Retype the data exactly, skipping any picture in it.

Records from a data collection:
══════════════════════════════

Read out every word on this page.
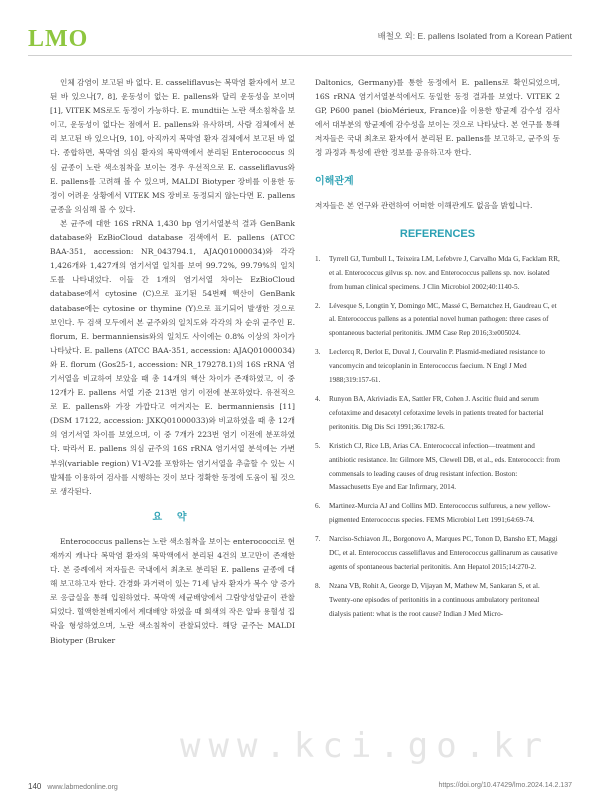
LMO	배철오 외: E. pallens Isolated from a Korean Patient

인체 감염이 보고된 바 없다. E. casseliflavus는 복막염 환자에서 보고된 바 있으나[7, 8], 운동성이 없는 E. pallens와 달리 운동성을 보이며[1], VITEK MS로도 동정이 가능하다. E. mundtii는 노란 색소침착을 보이고, 운동성이 없다는 점에서 E. pallens와 유사하며, 사람 검체에서 분리 보고된 바 있으나[9, 10], 아직까지 복막염 환자 검체에서 보고된 바 없다. 종합하면, 복막염 의심 환자의 복막액에서 분리된 Enterococcus 의심 균종이 노란 색소침착을 보이는 경우 우선적으로 E. casseliflavus와 E. pallens를 고려해 볼 수 있으며, MALDI Biotyper 장비를 이용한 동정이 어려운 상황에서 VITEK MS 장비로 동정되지 않는다면 E. pallens 균종을 의심해 볼 수 있다.

본 균주에 대한 16S rRNA 1,430 bp 염기서열분석 결과 GenBank database와 EzBioCloud database 검색에서 E. pallens (ATCC BAA-351, accession: NR_043794.1, AJAQ01000034)와 각각 1,426개와 1,427개의 염기서열 일치를 보여 99.72%, 99.79%의 일치도를 나타내었다. 이들 간 1개의 염기서열 차이는 EzBioCloud database에서 cytosine (C)으로 표기된 54번째 핵산이 GenBank database에는 cytosine or thymine (Y)으로 표기되어 발생한 것으로 보인다. 두 검색 모두에서 본 균주와의 일치도와 각각의 차 순위 균주인 E. florum, E. bermanniensis와의 일치도 사이에는 0.8% 이상의 차이가 나타났다. E. pallens (ATCC BAA-351, accession: AJAQ01000034)와 E. florum (Gos25-1, accession: NR_179278.1)의 16S rRNA 염기서열을 비교하여 보았을 때 총 14개의 핵산 차이가 존재하였고, 이 중 12개가 E. pallens 서열 기준 213번 염기 이전에 분포하였다. 유전적으로 E. pallens와 가장 가깝다고 여겨지는 E. bermanniensis [11] (DSM 17122, accession: JXKQ01000033)와 비교하였을 때 총 12개의 염기서열 차이를 보였으며, 이 중 7개가 223번 염기 이전에 분포하였다. 따라서 E. pallens 의심 균주의 16S rRNA 염기서열 분석에는 가변부위(variable region) V1-V2를 포함하는 염기서열을 추출할 수 있는 시발체를 이용하여 검사를 시행하는 것이 보다 정확한 동정에 도움이 될 것으로 생각된다.

요 약

Enterococcus pallens는 노란 색소침착을 보이는 enterococci로 현재까지 캐나다 복막염 환자의 복막액에서 분리된 4건의 보고만이 존재한다. 본 증례에서 저자들은 국내에서 최초로 분리된 E. pallens 균종에 대해 보고하고자 한다. 간경화 과거력이 있는 71세 남자 환자가 복수 양 증가로 응급실을 통해 입원하였다. 복막액 세균배양에서 그람양성알균이 관찰되었다. 혈액한천배지에서 계대배양 하였을 때 회색의 작은 알파 용혈성 집락을 형성하였으며, 노란 색소침착이 관찰되었다. 해당 균주는 MALDI Biotyper (Bruker

Daltonics, Germany)를 통한 동정에서 E. pallens로 확인되었으며, 16S rRNA 염기서열분석에서도 동일한 동정 결과를 보였다. VITEK 2 GP, P600 panel (bioMérieux, France)을 이용한 항균제 감수성 검사에서 대부분의 항균제에 감수성을 보이는 것으로 나타났다. 본 연구를 통해 저자들은 국내 최초로 환자에서 분리된 E. pallens를 보고하고, 균주의 동정 과정과 특성에 관한 정보를 공유하고자 한다.

이해관계

저자들은 본 연구와 관련하여 어떠한 이해관계도 없음을 밝힙니다.

REFERENCES
1.	Tyrrell GJ, Turnbull L, Teixeira LM, Lefebvre J, Carvalho Mda G, Facklam RR, et al. Enterococcus gilvus sp. nov. and Enterococcus pallens sp. nov. isolated from human clinical specimens. J Clin Microbiol 2002;40:1140-5.
2.	Lévesque S, Longtin Y, Domingo MC, Massé C, Bernatchez H, Gaudreau C, et al. Enterococcus pallens as a potential novel human pathogen: three cases of spontaneous bacterial peritonitis. JMM Case Rep 2016;3:e005024.
3.	Leclercq R, Derlot E, Duval J, Courvalin P. Plasmid-mediated resistance to vancomycin and teicoplanin in Enterococcus faecium. N Engl J Med 1988;319:157-61.
4.	Runyon BA, Akriviadis EA, Sattler FR, Cohen J. Ascitic fluid and serum cefotaxime and desacetyl cefotaxime levels in patients treated for bacterial peritonitis. Dig Dis Sci 1991;36:1782-6.
5.	Kristich CJ, Rice LB, Arias CA. Enterococcal infection—treatment and antibiotic resistance. In: Gilmore MS, Clewell DB, et al., eds. Enterococci: from commensals to leading causes of drug resistant infection. Boston: Massachusetts Eye and Ear Infirmary, 2014.
6.	Martinez-Murcia AJ and Collins MD. Enterococcus sulfureus, a new yellow-pigmented Enterococcus species. FEMS Microbiol Lett 1991;64:69-74.
7.	Narciso-Schiavon JL, Borgonovo A, Marques PC, Tonon D, Bansho ET, Maggi DC, et al. Enterococcus casseliflavus and Enterococcus gallinarum as causative agents of spontaneous bacterial peritonitis. Ann Hepatol 2015;14:270-2.
8.	Nzana VB, Rohit A, George D, Vijayan M, Mathew M, Sankaran S, et al. Twenty-one episodes of peritonitis in a continuous ambulatory peritoneal dialysis patient: what is the root cause? Indian J Med Micro-
www.kci.go.kr
140 www.labmedonline.org	https://doi.org/10.47429/lmo.2024.14.2.137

══════════════════════════════

● **RESULT**
Read out every word on this page.
LMO	배철오 외: E. pallens Isolated from a Korean Patient

인체 감염이 보고된 바 없다. E. casseliflavus는 복막염 환자에서 보고된 바 있으나[7, 8], 운동성이 없는 E. pallens와 달리 운동성을 보이며[1], VITEK MS로도 동정이 가능하다. E. mundtii는 노란 색소침착을 보이고, 운동성이 없다는 점에서 E. pallens와 유사하며, 사람 검체에서 분리 보고된 바 있으나[9, 10], 아직까지 복막염 환자 검체에서 보고된 바 없다. 종합하면, 복막염 의심 환자의 복막액에서 분리된 Enterococcus 의심 균종이 노란 색소침착을 보이는 경우 우선적으로 E. casseliflavus와 E. pallens를 고려해 볼 수 있으며, MALDI Biotyper 장비를 이용한 동정이 어려운 상황에서 VITEK MS 장비로 동정되지 않는다면 E. pallens 균종을 의심해 볼 수 있다.

본 균주에 대한 16S rRNA 1,430 bp 염기서열분석 결과 GenBank database와 EzBioCloud database 검색에서 E. pallens (ATCC BAA-351, accession: NR_043794.1, AJAQ01000034)와 각각 1,426개와 1,427개의 염기서열 일치를 보여 99.72%, 99.79%의 일치도를 나타내었다. 이들 간 1개의 염기서열 차이는 EzBioCloud database에서 cytosine (C)으로 표기된 54번째 핵산이 GenBank database에는 cytosine or thymine (Y)으로 표기되어 발생한 것으로 보인다. 두 검색 모두에서 본 균주와의 일치도와 각각의 차 순위 균주인 E. florum, E. bermanniensis와의 일치도 사이에는 0.8% 이상의 차이가 나타났다. E. pallens (ATCC BAA-351, accession: AJAQ01000034)와 E. florum (Gos25-1, accession: NR_179278.1)의 16S rRNA 염기서열을 비교하여 보았을 때 총 14개의 핵산 차이가 존재하였고, 이 중 12개가 E. pallens 서열 기준 213번 염기 이전에 분포하였다. 유전적으로 E. pallens와 가장 가깝다고 여겨지는 E. bermanniensis [11] (DSM 17122, accession: JXKQ01000033)와 비교하였을 때 총 12개의 염기서열 차이를 보였으며, 이 중 7개가 223번 염기 이전에 분포하였다. 따라서 E. pallens 의심 균주의 16S rRNA 염기서열 분석에는 가변부위(variable region) V1-V2를 포함하는 염기서열을 추출할 수 있는 시발체를 이용하여 검사를 시행하는 것이 보다 정확한 동정에 도움이 될 것으로 생각된다.

요 약

Enterococcus pallens는 노란 색소침착을 보이는 enterococci로 현재까지 캐나다 복막염 환자의 복막액에서 분리된 4건의 보고만이 존재한다. 본 증례에서 저자들은 국내에서 최초로 분리된 E. pallens 균종에 대해 보고하고자 한다. 간경화 과거력이 있는 71세 남자 환자가 복수 양 증가로 응급실을 통해 입원하였다. 복막액 세균배양에서 그람양성알균이 관찰되었다. 혈액한천배지에서 계대배양 하였을 때 회색의 작은 알파 용혈성 집락을 형성하였으며, 노란 색소침착이 관찰되었다. 해당 균주는 MALDI Biotyper (Bruker

Daltonics, Germany)를 통한 동정에서 E. pallens로 확인되었으며, 16S rRNA 염기서열분석에서도 동일한 동정 결과를 보였다. VITEK 2 GP, P600 panel (bioMérieux, France)을 이용한 항균제 감수성 검사에서 대부분의 항균제에 감수성을 보이는 것으로 나타났다. 본 연구를 통해 저자들은 국내 최초로 환자에서 분리된 E. pallens를 보고하고, 균주의 동정 과정과 특성에 관한 정보를 공유하고자 한다.

이해관계

저자들은 본 연구와 관련하여 어떠한 이해관계도 없음을 밝힙니다.

REFERENCES
1.	Tyrrell GJ, Turnbull L, Teixeira LM, Lefebvre J, Carvalho Mda G, Facklam RR, et al. Enterococcus gilvus sp. nov. and Enterococcus pallens sp. nov. isolated from human clinical specimens. J Clin Microbiol 2002;40:1140-5.
2.	Lévesque S, Longtin Y, Domingo MC, Massé C, Bernatchez H, Gaudreau C, et al. Enterococcus pallens as a potential novel human pathogen: three cases of spontaneous bacterial peritonitis. JMM Case Rep 2016;3:e005024.
3.	Leclercq R, Derlot E, Duval J, Courvalin P. Plasmid-mediated resistance to vancomycin and teicoplanin in Enterococcus faecium. N Engl J Med 1988;319:157-61.
4.	Runyon BA, Akriviadis EA, Sattler FR, Cohen J. Ascitic fluid and serum cefotaxime and desacetyl cefotaxime levels in patients treated for bacterial peritonitis. Dig Dis Sci 1991;36:1782-6.
5.	Kristich CJ, Rice LB, Arias CA. Enterococcal infection—treatment and antibiotic resistance. In: Gilmore MS, Clewell DB, et al., eds. Enterococci: from commensals to leading causes of drug resistant infection. Boston: Massachusetts Eye and Ear Infirmary, 2014.
6.	Martinez-Murcia AJ and Collins MD. Enterococcus sulfureus, a new yellow-pigmented Enterococcus species. FEMS Microbiol Lett 1991;64:69-74.
7.	Narciso-Schiavon JL, Borgonovo A, Marques PC, Tonon D, Bansho ET, Maggi DC, et al. Enterococcus casseliflavus and Enterococcus gallinarum as causative agents of spontaneous bacterial peritonitis. Ann Hepatol 2015;14:270-2.
8.	Nzana VB, Rohit A, George D, Vijayan M, Mathew M, Sankaran S, et al. Twenty-one episodes of peritonitis in a continuous ambulatory peritoneal dialysis patient: what is the root cause? Indian J Med Micro-
www.kci.go.kr
140 www.labmedonline.org	https://doi.org/10.47429/lmo.2024.14.2.137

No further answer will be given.